• [Short problem]:
Extract each record and reproduce it exactly.

• [Extracted entries]:
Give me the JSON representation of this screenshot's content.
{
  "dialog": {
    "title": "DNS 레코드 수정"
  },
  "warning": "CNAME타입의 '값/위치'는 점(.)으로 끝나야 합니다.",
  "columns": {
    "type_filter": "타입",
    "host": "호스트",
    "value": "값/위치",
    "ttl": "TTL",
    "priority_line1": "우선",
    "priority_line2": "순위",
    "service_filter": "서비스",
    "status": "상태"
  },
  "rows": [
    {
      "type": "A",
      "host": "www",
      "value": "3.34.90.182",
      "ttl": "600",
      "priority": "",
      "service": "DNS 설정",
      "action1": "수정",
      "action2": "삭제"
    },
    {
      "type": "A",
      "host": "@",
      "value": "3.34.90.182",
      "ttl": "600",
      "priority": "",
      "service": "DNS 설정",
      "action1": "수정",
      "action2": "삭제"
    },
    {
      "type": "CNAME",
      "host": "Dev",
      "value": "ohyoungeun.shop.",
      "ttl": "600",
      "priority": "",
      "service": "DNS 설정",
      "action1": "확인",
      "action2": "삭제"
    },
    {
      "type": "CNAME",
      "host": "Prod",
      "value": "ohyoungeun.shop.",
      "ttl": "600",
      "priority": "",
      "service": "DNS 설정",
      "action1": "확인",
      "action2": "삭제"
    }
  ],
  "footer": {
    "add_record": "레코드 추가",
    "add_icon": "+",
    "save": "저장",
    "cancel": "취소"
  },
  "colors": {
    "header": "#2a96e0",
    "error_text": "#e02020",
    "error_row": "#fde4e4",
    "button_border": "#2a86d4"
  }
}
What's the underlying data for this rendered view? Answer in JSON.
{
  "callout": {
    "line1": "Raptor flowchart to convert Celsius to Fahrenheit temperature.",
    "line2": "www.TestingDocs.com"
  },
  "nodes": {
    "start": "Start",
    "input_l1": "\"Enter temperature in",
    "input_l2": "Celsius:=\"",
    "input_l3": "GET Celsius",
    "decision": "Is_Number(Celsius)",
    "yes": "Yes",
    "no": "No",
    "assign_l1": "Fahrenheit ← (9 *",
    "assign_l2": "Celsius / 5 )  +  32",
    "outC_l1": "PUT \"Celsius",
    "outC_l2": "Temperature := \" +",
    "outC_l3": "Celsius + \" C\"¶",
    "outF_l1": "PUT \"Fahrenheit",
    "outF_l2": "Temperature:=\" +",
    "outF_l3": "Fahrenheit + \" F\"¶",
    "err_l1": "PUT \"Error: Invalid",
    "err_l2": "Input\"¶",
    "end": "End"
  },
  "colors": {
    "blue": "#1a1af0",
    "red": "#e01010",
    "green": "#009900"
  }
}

• [Result of this task]:
Give me the JSON representation of this screenshot's content.
{
  "dialog": {
    "title": "DNS 레코드 수정"
  },
  "warning": "CNAME타입의 '값/위치'는 점(.)으로 끝나야 합니다.",
  "columns": {
    "type_filter": "타입",
    "host": "호스트",
    "value": "값/위치",
    "ttl": "TTL",
    "priority_line1": "우선",
    "priority_line2": "순위",
    "service_filter": "서비스",
    "status": "상태"
  },
  "rows": [
    {
      "type": "A",
      "host": "www",
      "value": "3.34.90.182",
      "ttl": "600",
      "priority": "",
      "service": "DNS 설정",
      "action1": "수정",
      "action2": "삭제"
    },
    {
      "type": "A",
      "host": "@",
      "value": "3.34.90.182",
      "ttl": "600",
      "priority": "",
      "service": "DNS 설정",
      "action1": "수정",
      "action2": "삭제"
    },
    {
      "type": "CNAME",
      "host": "Dev",
      "value": "ohyoungeun.shop.",
      "ttl": "600",
      "priority": "",
      "service": "DNS 설정",
      "action1": "확인",
      "action2": "삭제"
    },
    {
      "type": "CNAME",
      "host": "Prod",
      "value": "ohyoungeun.shop.",
      "ttl": "600",
      "priority": "",
      "service": "DNS 설정",
      "action1": "확인",
      "action2": "삭제"
    }
  ],
  "footer": {
    "add_record": "레코드 추가",
    "add_icon": "+",
    "save": "저장",
    "cancel": "취소"
  },
  "colors": {
    "header": "#2a96e0",
    "error_text": "#e02020",
    "error_row": "#fde4e4",
    "button_border": "#2a86d4"
  }
}
What's the underlying data for this rendered view? Answer in JSON.
{
  "callout": {
    "line1": "Raptor flowchart to convert Celsius to Fahrenheit temperature.",
    "line2": "www.TestingDocs.com"
  },
  "nodes": {
    "start": "Start",
    "input_l1": "\"Enter temperature in",
    "input_l2": "Celsius:=\"",
    "input_l3": "GET Celsius",
    "decision": "Is_Number(Celsius)",
    "yes": "Yes",
    "no": "No",
    "assign_l1": "Fahrenheit ← (9 *",
    "assign_l2": "Celsius / 5 )  +  32",
    "outC_l1": "PUT \"Celsius",
    "outC_l2": "Temperature := \" +",
    "outC_l3": "Celsius + \" C\"¶",
    "outF_l1": "PUT \"Fahrenheit",
    "outF_l2": "Temperature:=\" +",
    "outF_l3": "Fahrenheit + \" F\"¶",
    "err_l1": "PUT \"Error: Invalid",
    "err_l2": "Input\"¶",
    "end": "End"
  },
  "colors": {
    "blue": "#1a1af0",
    "red": "#e01010",
    "green": "#009900"
  }
}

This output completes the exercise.